## [Directions]
Restate the entire listing word for word.

**** Provided records

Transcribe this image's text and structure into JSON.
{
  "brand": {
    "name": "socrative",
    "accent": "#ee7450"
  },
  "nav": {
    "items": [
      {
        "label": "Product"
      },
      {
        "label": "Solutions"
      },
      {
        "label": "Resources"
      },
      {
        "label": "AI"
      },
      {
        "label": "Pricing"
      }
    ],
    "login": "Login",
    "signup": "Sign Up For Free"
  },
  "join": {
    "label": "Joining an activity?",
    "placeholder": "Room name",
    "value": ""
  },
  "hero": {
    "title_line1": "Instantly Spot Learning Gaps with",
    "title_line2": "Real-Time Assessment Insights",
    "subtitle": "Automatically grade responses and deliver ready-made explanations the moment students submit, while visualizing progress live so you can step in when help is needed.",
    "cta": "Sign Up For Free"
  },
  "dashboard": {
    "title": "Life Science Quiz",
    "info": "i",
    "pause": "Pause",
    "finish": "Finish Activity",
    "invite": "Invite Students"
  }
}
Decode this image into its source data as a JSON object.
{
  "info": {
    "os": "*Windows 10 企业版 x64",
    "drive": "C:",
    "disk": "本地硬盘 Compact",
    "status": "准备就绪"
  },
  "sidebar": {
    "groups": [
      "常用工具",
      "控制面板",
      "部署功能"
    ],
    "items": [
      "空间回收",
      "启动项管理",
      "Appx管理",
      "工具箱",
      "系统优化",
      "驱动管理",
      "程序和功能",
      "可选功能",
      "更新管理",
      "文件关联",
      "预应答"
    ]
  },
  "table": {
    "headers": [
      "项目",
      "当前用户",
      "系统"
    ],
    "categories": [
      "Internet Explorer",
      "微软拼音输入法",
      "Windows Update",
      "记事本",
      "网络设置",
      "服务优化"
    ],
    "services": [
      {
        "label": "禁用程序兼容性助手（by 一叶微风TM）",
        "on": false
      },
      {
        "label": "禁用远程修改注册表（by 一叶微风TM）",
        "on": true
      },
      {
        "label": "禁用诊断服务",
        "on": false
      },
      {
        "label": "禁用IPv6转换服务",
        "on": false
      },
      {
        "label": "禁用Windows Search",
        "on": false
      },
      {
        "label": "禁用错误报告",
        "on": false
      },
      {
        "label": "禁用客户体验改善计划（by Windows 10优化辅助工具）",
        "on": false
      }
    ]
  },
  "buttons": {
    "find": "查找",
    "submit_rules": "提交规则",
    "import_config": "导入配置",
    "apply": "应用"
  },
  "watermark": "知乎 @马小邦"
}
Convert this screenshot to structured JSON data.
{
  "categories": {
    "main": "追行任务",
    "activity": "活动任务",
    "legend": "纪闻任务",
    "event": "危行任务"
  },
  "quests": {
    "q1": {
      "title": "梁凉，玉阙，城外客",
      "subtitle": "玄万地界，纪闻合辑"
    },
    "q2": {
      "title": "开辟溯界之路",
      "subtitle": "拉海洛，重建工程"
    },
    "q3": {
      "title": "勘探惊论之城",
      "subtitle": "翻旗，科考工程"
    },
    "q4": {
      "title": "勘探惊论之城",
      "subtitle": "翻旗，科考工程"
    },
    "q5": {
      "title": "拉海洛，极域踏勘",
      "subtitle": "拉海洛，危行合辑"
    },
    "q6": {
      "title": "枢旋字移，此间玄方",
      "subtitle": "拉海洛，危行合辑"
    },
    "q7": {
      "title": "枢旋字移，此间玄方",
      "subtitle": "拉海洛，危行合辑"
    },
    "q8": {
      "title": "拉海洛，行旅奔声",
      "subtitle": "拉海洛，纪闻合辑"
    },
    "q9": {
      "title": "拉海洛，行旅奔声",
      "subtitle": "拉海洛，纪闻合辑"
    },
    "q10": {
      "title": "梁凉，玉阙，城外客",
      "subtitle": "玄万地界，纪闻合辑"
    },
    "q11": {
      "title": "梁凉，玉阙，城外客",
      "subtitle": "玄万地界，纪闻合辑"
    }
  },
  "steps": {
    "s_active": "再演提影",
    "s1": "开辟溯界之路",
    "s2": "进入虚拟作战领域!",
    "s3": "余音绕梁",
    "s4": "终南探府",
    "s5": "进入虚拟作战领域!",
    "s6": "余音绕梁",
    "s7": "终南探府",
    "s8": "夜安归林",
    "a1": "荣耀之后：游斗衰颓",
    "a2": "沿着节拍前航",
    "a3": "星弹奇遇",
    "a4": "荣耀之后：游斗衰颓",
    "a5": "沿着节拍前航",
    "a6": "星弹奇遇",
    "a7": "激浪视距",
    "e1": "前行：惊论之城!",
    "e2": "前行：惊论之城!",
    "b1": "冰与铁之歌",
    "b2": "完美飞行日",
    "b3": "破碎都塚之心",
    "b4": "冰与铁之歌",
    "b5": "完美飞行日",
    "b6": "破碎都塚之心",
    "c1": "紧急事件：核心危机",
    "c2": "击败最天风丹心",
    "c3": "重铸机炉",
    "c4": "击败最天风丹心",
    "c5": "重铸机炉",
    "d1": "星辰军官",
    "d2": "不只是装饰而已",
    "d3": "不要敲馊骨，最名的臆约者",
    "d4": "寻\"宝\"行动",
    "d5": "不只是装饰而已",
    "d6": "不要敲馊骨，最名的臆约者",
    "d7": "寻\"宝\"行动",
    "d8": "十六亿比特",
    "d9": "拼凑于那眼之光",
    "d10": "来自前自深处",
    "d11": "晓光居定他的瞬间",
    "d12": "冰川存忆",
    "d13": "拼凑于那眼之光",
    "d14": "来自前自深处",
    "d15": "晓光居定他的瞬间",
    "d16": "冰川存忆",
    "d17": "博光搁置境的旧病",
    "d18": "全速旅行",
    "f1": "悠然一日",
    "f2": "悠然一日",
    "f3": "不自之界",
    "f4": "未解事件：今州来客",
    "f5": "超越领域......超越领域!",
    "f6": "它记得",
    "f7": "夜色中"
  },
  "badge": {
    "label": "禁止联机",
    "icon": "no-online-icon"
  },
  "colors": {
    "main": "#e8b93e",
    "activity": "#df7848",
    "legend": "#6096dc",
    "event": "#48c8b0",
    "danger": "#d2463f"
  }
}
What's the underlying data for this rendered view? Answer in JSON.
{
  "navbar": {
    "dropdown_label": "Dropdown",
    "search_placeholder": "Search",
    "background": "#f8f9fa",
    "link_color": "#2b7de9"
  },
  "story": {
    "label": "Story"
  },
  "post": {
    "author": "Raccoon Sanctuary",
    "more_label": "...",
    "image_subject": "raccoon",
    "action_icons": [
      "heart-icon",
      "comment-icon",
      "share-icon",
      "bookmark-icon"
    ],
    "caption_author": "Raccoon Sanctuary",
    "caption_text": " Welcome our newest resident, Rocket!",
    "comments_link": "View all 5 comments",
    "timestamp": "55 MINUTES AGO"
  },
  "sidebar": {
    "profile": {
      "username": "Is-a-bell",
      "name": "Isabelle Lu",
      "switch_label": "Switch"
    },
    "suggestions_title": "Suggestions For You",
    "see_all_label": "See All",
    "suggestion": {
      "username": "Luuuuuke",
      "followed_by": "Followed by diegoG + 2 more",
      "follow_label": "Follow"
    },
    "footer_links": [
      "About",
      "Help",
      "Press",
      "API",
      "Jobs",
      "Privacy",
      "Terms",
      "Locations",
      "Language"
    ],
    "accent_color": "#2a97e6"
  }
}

********

## [Task answer]
Transcribe this image's text and structure into JSON.
{
  "brand": {
    "name": "socrative",
    "accent": "#ee7450"
  },
  "nav": {
    "items": [
      {
        "label": "Product"
      },
      {
        "label": "Solutions"
      },
      {
        "label": "Resources"
      },
      {
        "label": "AI"
      },
      {
        "label": "Pricing"
      }
    ],
    "login": "Login",
    "signup": "Sign Up For Free"
  },
  "join": {
    "label": "Joining an activity?",
    "placeholder": "Room name",
    "value": ""
  },
  "hero": {
    "title_line1": "Instantly Spot Learning Gaps with",
    "title_line2": "Real-Time Assessment Insights",
    "subtitle": "Automatically grade responses and deliver ready-made explanations the moment students submit, while visualizing progress live so you can step in when help is needed.",
    "cta": "Sign Up For Free"
  },
  "dashboard": {
    "title": "Life Science Quiz",
    "info": "i",
    "pause": "Pause",
    "finish": "Finish Activity",
    "invite": "Invite Students"
  }
}
Decode this image into its source data as a JSON object.
{
  "info": {
    "os": "*Windows 10 企业版 x64",
    "drive": "C:",
    "disk": "本地硬盘 Compact",
    "status": "准备就绪"
  },
  "sidebar": {
    "groups": [
      "常用工具",
      "控制面板",
      "部署功能"
    ],
    "items": [
      "空间回收",
      "启动项管理",
      "Appx管理",
      "工具箱",
      "系统优化",
      "驱动管理",
      "程序和功能",
      "可选功能",
      "更新管理",
      "文件关联",
      "预应答"
    ]
  },
  "table": {
    "headers": [
      "项目",
      "当前用户",
      "系统"
    ],
    "categories": [
      "Internet Explorer",
      "微软拼音输入法",
      "Windows Update",
      "记事本",
      "网络设置",
      "服务优化"
    ],
    "services": [
      {
        "label": "禁用程序兼容性助手（by 一叶微风TM）",
        "on": false
      },
      {
        "label": "禁用远程修改注册表（by 一叶微风TM）",
        "on": true
      },
      {
        "label": "禁用诊断服务",
        "on": false
      },
      {
        "label": "禁用IPv6转换服务",
        "on": false
      },
      {
        "label": "禁用Windows Search",
        "on": false
      },
      {
        "label": "禁用错误报告",
        "on": false
      },
      {
        "label": "禁用客户体验改善计划（by Windows 10优化辅助工具）",
        "on": false
      }
    ]
  },
  "buttons": {
    "find": "查找",
    "submit_rules": "提交规则",
    "import_config": "导入配置",
    "apply": "应用"
  },
  "watermark": "知乎 @马小邦"
}
Convert this screenshot to structured JSON data.
{
  "categories": {
    "main": "追行任务",
    "activity": "活动任务",
    "legend": "纪闻任务",
    "event": "危行任务"
  },
  "quests": {
    "q1": {
      "title": "梁凉，玉阙，城外客",
      "subtitle": "玄万地界，纪闻合辑"
    },
    "q2": {
      "title": "开辟溯界之路",
      "subtitle": "拉海洛，重建工程"
    },
    "q3": {
      "title": "勘探惊论之城",
      "subtitle": "翻旗，科考工程"
    },
    "q4": {
      "title": "勘探惊论之城",
      "subtitle": "翻旗，科考工程"
    },
    "q5": {
      "title": "拉海洛，极域踏勘",
      "subtitle": "拉海洛，危行合辑"
    },
    "q6": {
      "title": "枢旋字移，此间玄方",
      "subtitle": "拉海洛，危行合辑"
    },
    "q7": {
      "title": "枢旋字移，此间玄方",
      "subtitle": "拉海洛，危行合辑"
    },
    "q8": {
      "title": "拉海洛，行旅奔声",
      "subtitle": "拉海洛，纪闻合辑"
    },
    "q9": {
      "title": "拉海洛，行旅奔声",
      "subtitle": "拉海洛，纪闻合辑"
    },
    "q10": {
      "title": "梁凉，玉阙，城外客",
      "subtitle": "玄万地界，纪闻合辑"
    },
    "q11": {
      "title": "梁凉，玉阙，城外客",
      "subtitle": "玄万地界，纪闻合辑"
    }
  },
  "steps": {
    "s_active": "再演提影",
    "s1": "开辟溯界之路",
    "s2": "进入虚拟作战领域!",
    "s3": "余音绕梁",
    "s4": "终南探府",
    "s5": "进入虚拟作战领域!",
    "s6": "余音绕梁",
    "s7": "终南探府",
    "s8": "夜安归林",
    "a1": "荣耀之后：游斗衰颓",
    "a2": "沿着节拍前航",
    "a3": "星弹奇遇",
    "a4": "荣耀之后：游斗衰颓",
    "a5": "沿着节拍前航",
    "a6": "星弹奇遇",
    "a7": "激浪视距",
    "e1": "前行：惊论之城!",
    "e2": "前行：惊论之城!",
    "b1": "冰与铁之歌",
    "b2": "完美飞行日",
    "b3": "破碎都塚之心",
    "b4": "冰与铁之歌",
    "b5": "完美飞行日",
    "b6": "破碎都塚之心",
    "c1": "紧急事件：核心危机",
    "c2": "击败最天风丹心",
    "c3": "重铸机炉",
    "c4": "击败最天风丹心",
    "c5": "重铸机炉",
    "d1": "星辰军官",
    "d2": "不只是装饰而已",
    "d3": "不要敲馊骨，最名的臆约者",
    "d4": "寻\"宝\"行动",
    "d5": "不只是装饰而已",
    "d6": "不要敲馊骨，最名的臆约者",
    "d7": "寻\"宝\"行动",
    "d8": "十六亿比特",
    "d9": "拼凑于那眼之光",
    "d10": "来自前自深处",
    "d11": "晓光居定他的瞬间",
    "d12": "冰川存忆",
    "d13": "拼凑于那眼之光",
    "d14": "来自前自深处",
    "d15": "晓光居定他的瞬间",
    "d16": "冰川存忆",
    "d17": "博光搁置境的旧病",
    "d18": "全速旅行",
    "f1": "悠然一日",
    "f2": "悠然一日",
    "f3": "不自之界",
    "f4": "未解事件：今州来客",
    "f5": "超越领域......超越领域!",
    "f6": "它记得",
    "f7": "夜色中"
  },
  "badge": {
    "label": "禁止联机",
    "icon": "no-online-icon"
  },
  "colors": {
    "main": "#e8b93e",
    "activity": "#df7848",
    "legend": "#6096dc",
    "event": "#48c8b0",
    "danger": "#d2463f"
  }
}
What's the underlying data for this rendered view? Answer in JSON.
{
  "navbar": {
    "dropdown_label": "Dropdown",
    "search_placeholder": "Search",
    "background": "#f8f9fa",
    "link_color": "#2b7de9"
  },
  "story": {
    "label": "Story"
  },
  "post": {
    "author": "Raccoon Sanctuary",
    "more_label": "...",
    "image_subject": "raccoon",
    "action_icons": [
      "heart-icon",
      "comment-icon",
      "share-icon",
      "bookmark-icon"
    ],
    "caption_author": "Raccoon Sanctuary",
    "caption_text": " Welcome our newest resident, Rocket!",
    "comments_link": "View all 5 comments",
    "timestamp": "55 MINUTES AGO"
  },
  "sidebar": {
    "profile": {
      "username": "Is-a-bell",
      "name": "Isabelle Lu",
      "switch_label": "Switch"
    },
    "suggestions_title": "Suggestions For You",
    "see_all_label": "See All",
    "suggestion": {
      "username": "Luuuuuke",
      "followed_by": "Followed by diegoG + 2 more",
      "follow_label": "Follow"
    },
    "footer_links": [
      "About",
      "Help",
      "Press",
      "API",
      "Jobs",
      "Privacy",
      "Terms",
      "Locations",
      "Language"
    ],
    "accent_color": "#2a97e6"
  }
}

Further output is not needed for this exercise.